#### [EXERCISE]
Of all the lines in the material below, how many include the string "routes"? Give the number only.

--------

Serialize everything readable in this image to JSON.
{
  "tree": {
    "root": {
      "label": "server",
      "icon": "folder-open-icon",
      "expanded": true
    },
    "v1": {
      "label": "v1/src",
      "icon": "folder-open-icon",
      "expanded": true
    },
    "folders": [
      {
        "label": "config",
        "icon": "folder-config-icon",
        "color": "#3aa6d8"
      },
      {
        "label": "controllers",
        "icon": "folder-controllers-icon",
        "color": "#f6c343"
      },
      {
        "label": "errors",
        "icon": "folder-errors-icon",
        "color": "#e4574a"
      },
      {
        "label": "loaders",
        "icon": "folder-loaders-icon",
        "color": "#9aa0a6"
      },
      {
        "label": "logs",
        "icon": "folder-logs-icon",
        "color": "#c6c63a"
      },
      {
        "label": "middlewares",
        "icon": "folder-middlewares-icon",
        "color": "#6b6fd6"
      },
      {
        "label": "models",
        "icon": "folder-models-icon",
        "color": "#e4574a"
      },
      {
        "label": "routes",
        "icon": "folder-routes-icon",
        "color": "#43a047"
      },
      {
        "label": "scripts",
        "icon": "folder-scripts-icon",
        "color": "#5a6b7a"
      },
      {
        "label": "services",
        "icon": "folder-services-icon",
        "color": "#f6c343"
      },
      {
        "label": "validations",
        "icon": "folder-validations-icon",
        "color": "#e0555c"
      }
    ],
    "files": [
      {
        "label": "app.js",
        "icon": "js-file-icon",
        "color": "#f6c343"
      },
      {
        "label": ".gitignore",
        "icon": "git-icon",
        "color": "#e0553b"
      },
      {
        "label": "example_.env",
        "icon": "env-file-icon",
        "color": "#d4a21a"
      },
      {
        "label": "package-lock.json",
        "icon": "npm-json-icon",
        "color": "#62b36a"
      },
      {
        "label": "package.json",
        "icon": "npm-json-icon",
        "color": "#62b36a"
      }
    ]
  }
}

--------

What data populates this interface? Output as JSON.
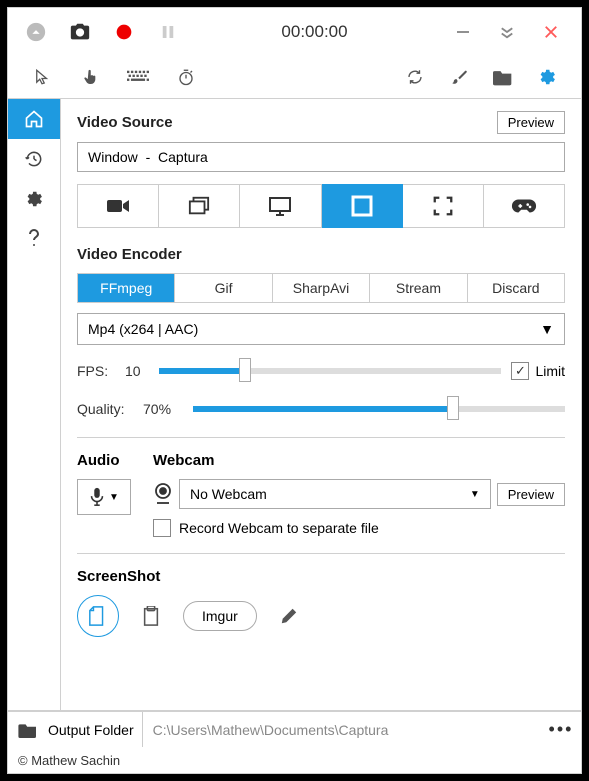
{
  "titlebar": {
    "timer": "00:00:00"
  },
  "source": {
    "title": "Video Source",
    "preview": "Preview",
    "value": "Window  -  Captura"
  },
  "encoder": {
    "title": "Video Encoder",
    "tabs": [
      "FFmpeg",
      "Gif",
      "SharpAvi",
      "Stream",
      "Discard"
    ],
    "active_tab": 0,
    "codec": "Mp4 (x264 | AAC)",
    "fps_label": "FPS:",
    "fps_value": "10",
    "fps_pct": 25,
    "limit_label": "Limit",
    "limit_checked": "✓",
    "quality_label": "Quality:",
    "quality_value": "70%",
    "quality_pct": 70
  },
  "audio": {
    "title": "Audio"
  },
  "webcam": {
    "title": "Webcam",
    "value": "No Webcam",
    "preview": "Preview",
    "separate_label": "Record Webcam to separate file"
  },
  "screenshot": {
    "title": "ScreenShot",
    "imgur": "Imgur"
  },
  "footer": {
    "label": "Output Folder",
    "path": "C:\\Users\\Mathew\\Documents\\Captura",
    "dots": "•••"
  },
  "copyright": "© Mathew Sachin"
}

--------

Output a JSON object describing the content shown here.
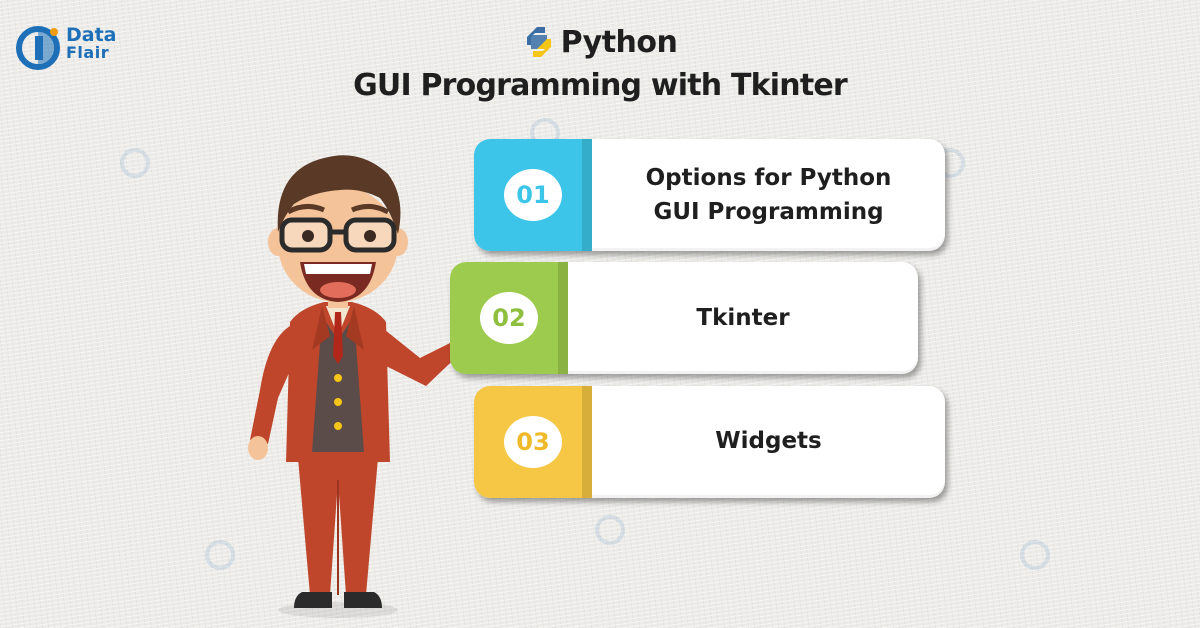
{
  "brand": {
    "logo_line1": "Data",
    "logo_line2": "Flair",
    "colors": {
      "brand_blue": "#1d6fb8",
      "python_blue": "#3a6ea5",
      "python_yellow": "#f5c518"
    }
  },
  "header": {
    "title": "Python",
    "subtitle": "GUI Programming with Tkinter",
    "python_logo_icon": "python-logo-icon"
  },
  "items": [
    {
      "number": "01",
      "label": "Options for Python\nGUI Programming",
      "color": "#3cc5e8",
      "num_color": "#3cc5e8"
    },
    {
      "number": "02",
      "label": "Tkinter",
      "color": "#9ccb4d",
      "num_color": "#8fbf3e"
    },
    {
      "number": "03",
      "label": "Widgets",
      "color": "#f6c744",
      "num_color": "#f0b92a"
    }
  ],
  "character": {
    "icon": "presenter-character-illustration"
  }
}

--------

#### [WORKED SOLUTION]
2